Of the lines in the entries below, state how many hold the word "wicemistrz". Say nothing else.

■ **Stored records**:
## begin

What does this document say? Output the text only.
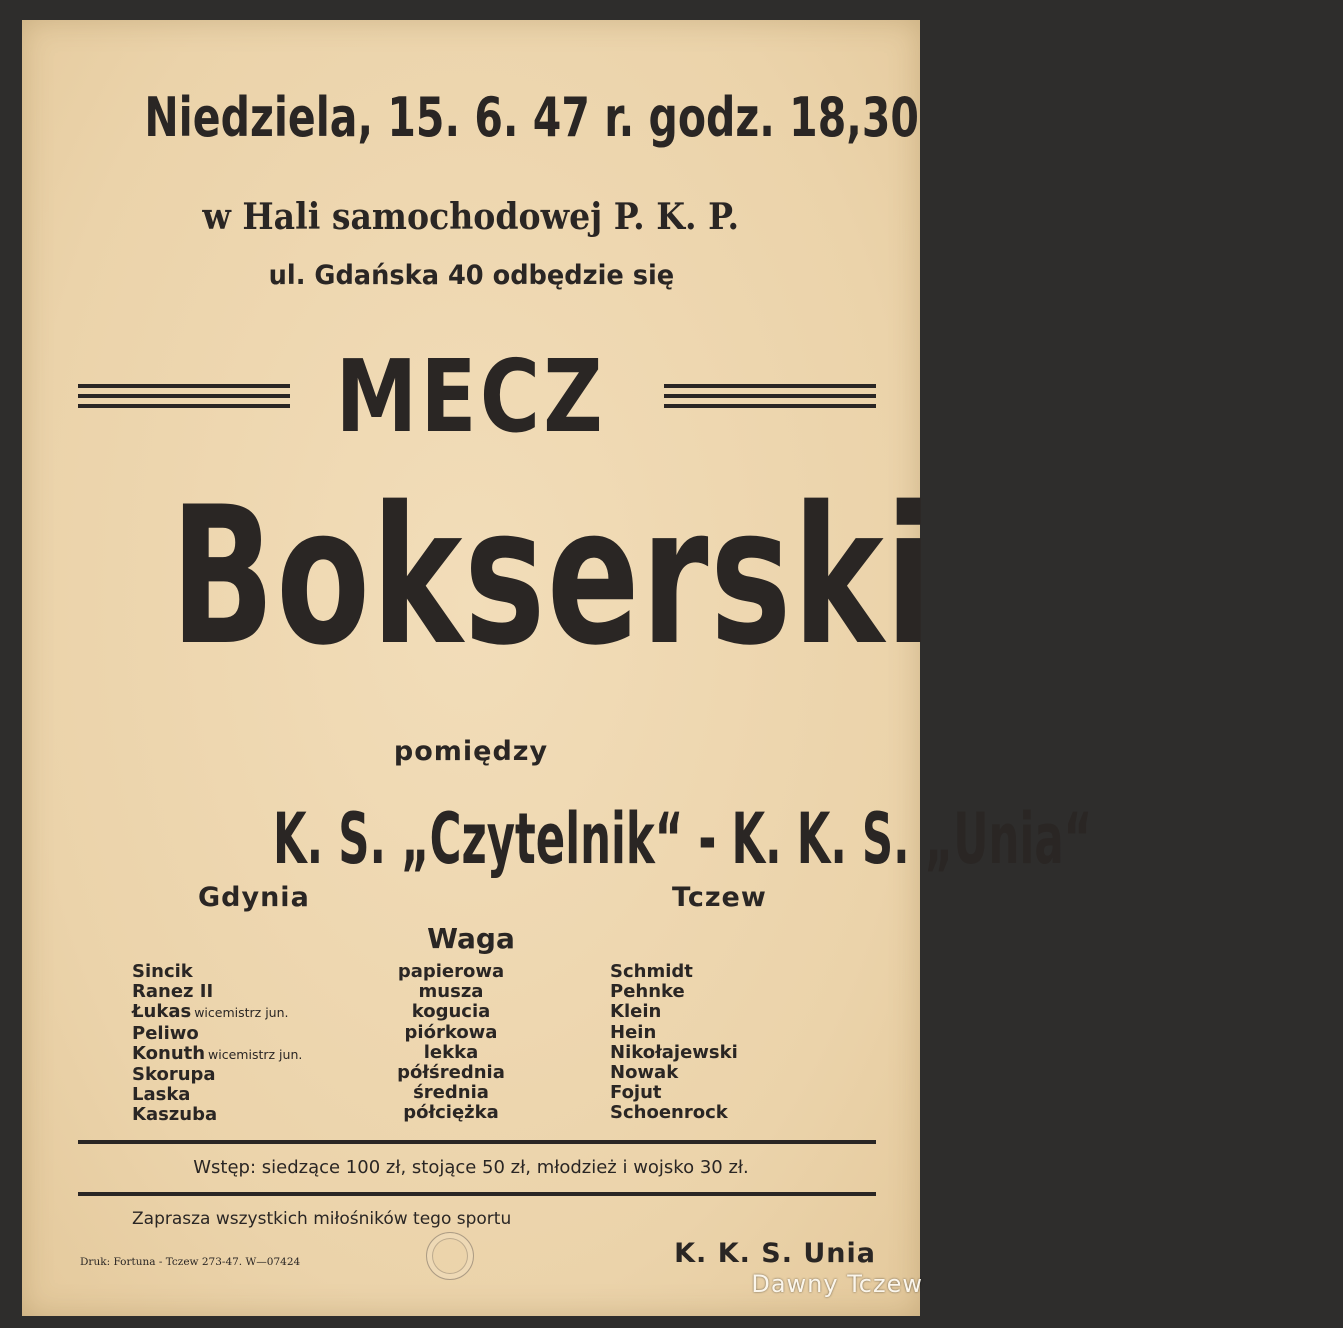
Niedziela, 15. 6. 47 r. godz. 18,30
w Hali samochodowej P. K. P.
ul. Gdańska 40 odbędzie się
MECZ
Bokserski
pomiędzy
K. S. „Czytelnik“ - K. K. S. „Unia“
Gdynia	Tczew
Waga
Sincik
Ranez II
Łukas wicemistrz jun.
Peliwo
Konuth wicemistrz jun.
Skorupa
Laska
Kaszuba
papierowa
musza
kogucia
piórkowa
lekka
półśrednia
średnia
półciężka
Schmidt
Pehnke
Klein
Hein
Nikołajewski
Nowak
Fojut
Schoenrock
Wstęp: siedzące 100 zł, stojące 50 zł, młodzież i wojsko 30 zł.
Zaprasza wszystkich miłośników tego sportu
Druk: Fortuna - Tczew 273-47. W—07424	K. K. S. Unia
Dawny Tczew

## end

■ **Correct output**: 2